--- begin Data supplied ---

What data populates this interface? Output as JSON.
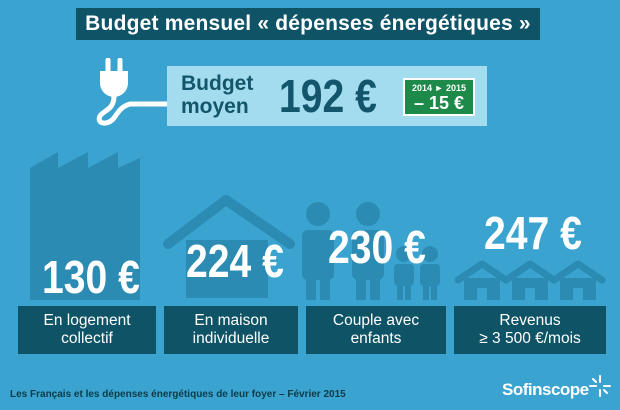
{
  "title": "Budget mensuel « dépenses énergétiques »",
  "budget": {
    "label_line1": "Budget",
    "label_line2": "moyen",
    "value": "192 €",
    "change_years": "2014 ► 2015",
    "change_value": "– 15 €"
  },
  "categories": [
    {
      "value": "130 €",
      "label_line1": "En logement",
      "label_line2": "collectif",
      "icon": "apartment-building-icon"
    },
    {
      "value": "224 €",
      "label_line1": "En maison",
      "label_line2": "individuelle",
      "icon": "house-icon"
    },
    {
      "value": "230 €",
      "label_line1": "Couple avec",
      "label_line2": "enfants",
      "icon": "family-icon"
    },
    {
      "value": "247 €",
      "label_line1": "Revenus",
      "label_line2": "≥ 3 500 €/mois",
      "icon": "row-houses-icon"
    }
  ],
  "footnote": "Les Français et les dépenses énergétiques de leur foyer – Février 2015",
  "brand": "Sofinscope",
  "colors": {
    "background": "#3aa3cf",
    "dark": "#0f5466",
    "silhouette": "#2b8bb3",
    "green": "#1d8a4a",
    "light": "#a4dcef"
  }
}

--- end Data supplied ---

Brief »
Give the data above again in full and unchanged, skipping the pictures.

Output for this exercise »
What data populates this interface? Output as JSON.
{
  "title": "Budget mensuel « dépenses énergétiques »",
  "budget": {
    "label_line1": "Budget",
    "label_line2": "moyen",
    "value": "192 €",
    "change_years": "2014 ► 2015",
    "change_value": "– 15 €"
  },
  "categories": [
    {
      "value": "130 €",
      "label_line1": "En logement",
      "label_line2": "collectif",
      "icon": "apartment-building-icon"
    },
    {
      "value": "224 €",
      "label_line1": "En maison",
      "label_line2": "individuelle",
      "icon": "house-icon"
    },
    {
      "value": "230 €",
      "label_line1": "Couple avec",
      "label_line2": "enfants",
      "icon": "family-icon"
    },
    {
      "value": "247 €",
      "label_line1": "Revenus",
      "label_line2": "≥ 3 500 €/mois",
      "icon": "row-houses-icon"
    }
  ],
  "footnote": "Les Français et les dépenses énergétiques de leur foyer – Février 2015",
  "brand": "Sofinscope",
  "colors": {
    "background": "#3aa3cf",
    "dark": "#0f5466",
    "silhouette": "#2b8bb3",
    "green": "#1d8a4a",
    "light": "#a4dcef"
  }
}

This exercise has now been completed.